Your objective:
Among the lines below, list those containing the string "netspace".

Data for the task:
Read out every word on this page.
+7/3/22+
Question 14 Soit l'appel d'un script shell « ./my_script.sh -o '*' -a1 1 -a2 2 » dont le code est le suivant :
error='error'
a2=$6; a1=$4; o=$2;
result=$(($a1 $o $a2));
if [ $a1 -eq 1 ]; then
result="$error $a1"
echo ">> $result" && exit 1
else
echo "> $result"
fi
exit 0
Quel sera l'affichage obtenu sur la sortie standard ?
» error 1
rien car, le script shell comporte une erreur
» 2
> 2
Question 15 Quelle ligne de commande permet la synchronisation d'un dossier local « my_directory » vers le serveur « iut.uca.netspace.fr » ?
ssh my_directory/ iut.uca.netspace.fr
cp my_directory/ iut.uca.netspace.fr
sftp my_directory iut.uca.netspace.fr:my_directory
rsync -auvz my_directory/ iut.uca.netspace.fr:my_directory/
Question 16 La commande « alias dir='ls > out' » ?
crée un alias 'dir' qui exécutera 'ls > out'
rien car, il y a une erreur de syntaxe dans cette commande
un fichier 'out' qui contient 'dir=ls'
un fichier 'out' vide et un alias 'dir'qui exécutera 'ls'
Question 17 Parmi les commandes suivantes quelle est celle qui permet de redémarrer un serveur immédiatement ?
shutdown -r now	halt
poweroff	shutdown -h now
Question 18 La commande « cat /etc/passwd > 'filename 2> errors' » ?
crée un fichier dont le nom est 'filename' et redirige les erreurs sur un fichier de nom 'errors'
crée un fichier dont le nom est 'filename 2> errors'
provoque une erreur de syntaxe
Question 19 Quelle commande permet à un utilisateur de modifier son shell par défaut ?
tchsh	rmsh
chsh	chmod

Result of the exercise:
Question 15 Quelle ligne de commande permet la synchronisation d'un dossier local « my_directory » vers le serveur « iut.uca.netspace.fr » ?
ssh my_directory/ iut.uca.netspace.fr
cp my_directory/ iut.uca.netspace.fr
sftp my_directory iut.uca.netspace.fr:my_directory
rsync -auvz my_directory/ iut.uca.netspace.fr:my_directory/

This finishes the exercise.